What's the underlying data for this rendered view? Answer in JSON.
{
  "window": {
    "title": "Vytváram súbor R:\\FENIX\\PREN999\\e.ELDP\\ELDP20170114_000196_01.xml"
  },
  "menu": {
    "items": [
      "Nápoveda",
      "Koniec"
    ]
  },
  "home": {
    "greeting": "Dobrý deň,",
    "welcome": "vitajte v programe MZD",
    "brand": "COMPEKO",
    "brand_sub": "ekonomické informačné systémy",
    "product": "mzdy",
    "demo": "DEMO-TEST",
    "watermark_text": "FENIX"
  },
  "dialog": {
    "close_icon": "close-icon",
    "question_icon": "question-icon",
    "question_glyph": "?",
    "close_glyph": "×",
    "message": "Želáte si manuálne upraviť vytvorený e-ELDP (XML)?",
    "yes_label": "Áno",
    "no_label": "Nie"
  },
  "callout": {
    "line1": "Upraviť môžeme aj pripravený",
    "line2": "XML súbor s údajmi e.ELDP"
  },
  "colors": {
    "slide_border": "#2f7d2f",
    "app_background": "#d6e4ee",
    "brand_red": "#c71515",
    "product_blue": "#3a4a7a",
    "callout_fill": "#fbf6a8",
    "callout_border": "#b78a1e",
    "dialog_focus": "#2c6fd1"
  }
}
▬▬▬▬▬▬▬▬▬▬
What is expected>
Copy all the records above precisely.

Reply to the exercise>
What's the underlying data for this rendered view? Answer in JSON.
{
  "window": {
    "title": "Vytváram súbor R:\\FENIX\\PREN999\\e.ELDP\\ELDP20170114_000196_01.xml"
  },
  "menu": {
    "items": [
      "Nápoveda",
      "Koniec"
    ]
  },
  "home": {
    "greeting": "Dobrý deň,",
    "welcome": "vitajte v programe MZD",
    "brand": "COMPEKO",
    "brand_sub": "ekonomické informačné systémy",
    "product": "mzdy",
    "demo": "DEMO-TEST",
    "watermark_text": "FENIX"
  },
  "dialog": {
    "close_icon": "close-icon",
    "question_icon": "question-icon",
    "question_glyph": "?",
    "close_glyph": "×",
    "message": "Želáte si manuálne upraviť vytvorený e-ELDP (XML)?",
    "yes_label": "Áno",
    "no_label": "Nie"
  },
  "callout": {
    "line1": "Upraviť môžeme aj pripravený",
    "line2": "XML súbor s údajmi e.ELDP"
  },
  "colors": {
    "slide_border": "#2f7d2f",
    "app_background": "#d6e4ee",
    "brand_red": "#c71515",
    "product_blue": "#3a4a7a",
    "callout_fill": "#fbf6a8",
    "callout_border": "#b78a1e",
    "dialog_focus": "#2c6fd1"
  }
}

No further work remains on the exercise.